Directions.
Without including any pictures, write out the listing below exactly.

Supplied entries.
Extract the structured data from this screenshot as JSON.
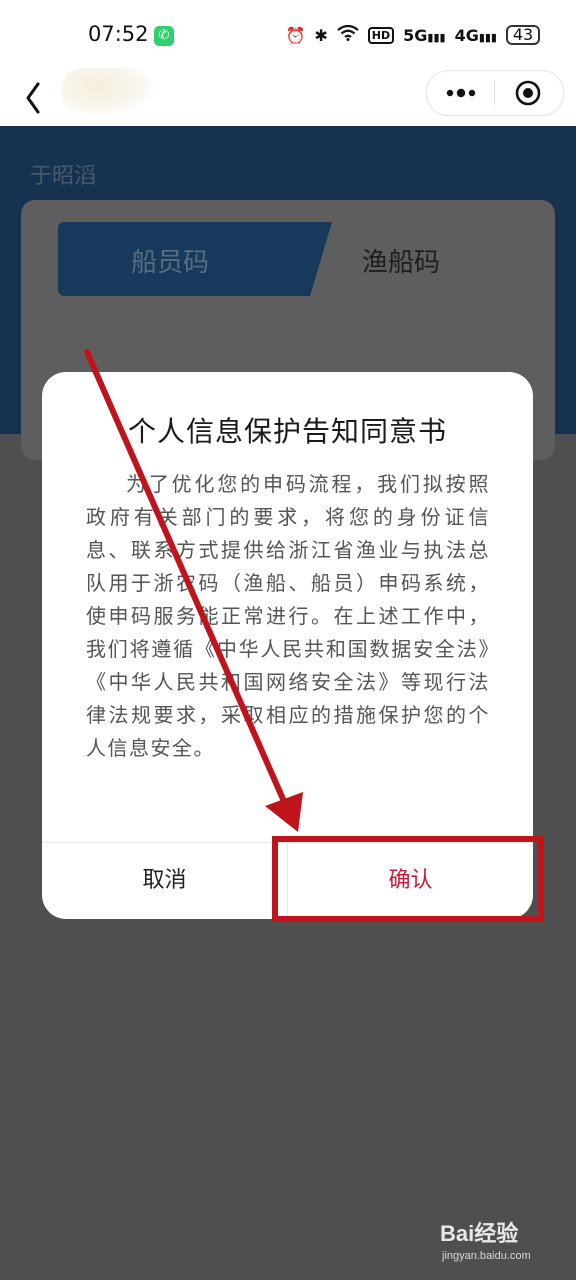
{
  "status_bar": {
    "time": "07:52",
    "battery": "43",
    "icons": [
      "alarm-icon",
      "bluetooth-icon",
      "wifi-icon",
      "hd-icon",
      "5g-signal-icon",
      "4g-signal-icon",
      "battery-icon"
    ],
    "hd_label": "HD",
    "net1_label": "5G",
    "net2_label": "4G"
  },
  "nav": {
    "back_icon": "chevron-left-icon",
    "more_icon": "more-dots-icon",
    "close_icon": "target-circle-icon"
  },
  "header": {
    "user_name": "于昭滔"
  },
  "tabs": [
    {
      "label": "船员码",
      "active": true
    },
    {
      "label": "渔船码",
      "active": false
    }
  ],
  "dialog": {
    "title": "个人信息保护告知同意书",
    "body": "为了优化您的申码流程，我们拟按照政府有关部门的要求，将您的身份证信息、联系方式提供给浙江省渔业与执法总队用于浙农码（渔船、船员）申码系统，使申码服务能正常进行。在上述工作中，我们将遵循《中华人民共和国数据安全法》《中华人民共和国网络安全法》等现行法律法规要求，采取相应的措施保护您的个人信息安全。",
    "cancel_label": "取消",
    "confirm_label": "确认"
  },
  "annotation": {
    "arrow_color": "#c0141c",
    "box_color": "#c0141c"
  },
  "watermark": {
    "main": "Bai经验",
    "sub": "jingyan.baidu.com"
  },
  "colors": {
    "brand_blue": "#163250",
    "confirm_red": "#c41e3a",
    "overlay_gray": "#4f4f4f"
  }
}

Output for this exercise.
Extract the structured data from this screenshot as JSON.
{
  "status_bar": {
    "time": "07:52",
    "battery": "43",
    "icons": [
      "alarm-icon",
      "bluetooth-icon",
      "wifi-icon",
      "hd-icon",
      "5g-signal-icon",
      "4g-signal-icon",
      "battery-icon"
    ],
    "hd_label": "HD",
    "net1_label": "5G",
    "net2_label": "4G"
  },
  "nav": {
    "back_icon": "chevron-left-icon",
    "more_icon": "more-dots-icon",
    "close_icon": "target-circle-icon"
  },
  "header": {
    "user_name": "于昭滔"
  },
  "tabs": [
    {
      "label": "船员码",
      "active": true
    },
    {
      "label": "渔船码",
      "active": false
    }
  ],
  "dialog": {
    "title": "个人信息保护告知同意书",
    "body": "为了优化您的申码流程，我们拟按照政府有关部门的要求，将您的身份证信息、联系方式提供给浙江省渔业与执法总队用于浙农码（渔船、船员）申码系统，使申码服务能正常进行。在上述工作中，我们将遵循《中华人民共和国数据安全法》《中华人民共和国网络安全法》等现行法律法规要求，采取相应的措施保护您的个人信息安全。",
    "cancel_label": "取消",
    "confirm_label": "确认"
  },
  "annotation": {
    "arrow_color": "#c0141c",
    "box_color": "#c0141c"
  },
  "watermark": {
    "main": "Bai经验",
    "sub": "jingyan.baidu.com"
  },
  "colors": {
    "brand_blue": "#163250",
    "confirm_red": "#c41e3a",
    "overlay_gray": "#4f4f4f"
  }
}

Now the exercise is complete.